▸ EXERCISE DETAILS:
Omit the pictures and return every entry exactly as written.

-- start of ENTRIES SUPPLIED --

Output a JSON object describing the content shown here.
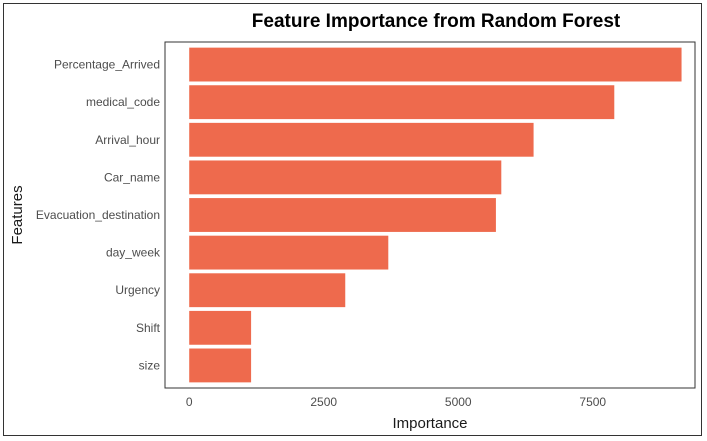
{
  "chart_data": {
    "type": "bar",
    "orientation": "horizontal",
    "title": "Feature Importance from Random Forest",
    "xlabel": "Importance",
    "ylabel": "Features",
    "categories": [
      "Percentage_Arrived",
      "medical_code",
      "Arrival_hour",
      "Car_name",
      "Evacuation_destination",
      "day_week",
      "Urgency",
      "Shift",
      "size"
    ],
    "values": [
      9150,
      7900,
      6400,
      5800,
      5700,
      3700,
      2900,
      1150,
      1150
    ],
    "xlim": [
      -450,
      9400
    ],
    "xticks": [
      0,
      2500,
      5000,
      7500
    ],
    "xtick_labels": [
      "0",
      "2500",
      "5000",
      "7500"
    ],
    "bar_color": "#ee6a4d",
    "grid": false
  }
}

-- end of ENTRIES SUPPLIED --

▸ TASK ANSWER:
Output a JSON object describing the content shown here.
{
  "chart_data": {
    "type": "bar",
    "orientation": "horizontal",
    "title": "Feature Importance from Random Forest",
    "xlabel": "Importance",
    "ylabel": "Features",
    "categories": [
      "Percentage_Arrived",
      "medical_code",
      "Arrival_hour",
      "Car_name",
      "Evacuation_destination",
      "day_week",
      "Urgency",
      "Shift",
      "size"
    ],
    "values": [
      9150,
      7900,
      6400,
      5800,
      5700,
      3700,
      2900,
      1150,
      1150
    ],
    "xlim": [
      -450,
      9400
    ],
    "xticks": [
      0,
      2500,
      5000,
      7500
    ],
    "xtick_labels": [
      "0",
      "2500",
      "5000",
      "7500"
    ],
    "bar_color": "#ee6a4d",
    "grid": false
  }
}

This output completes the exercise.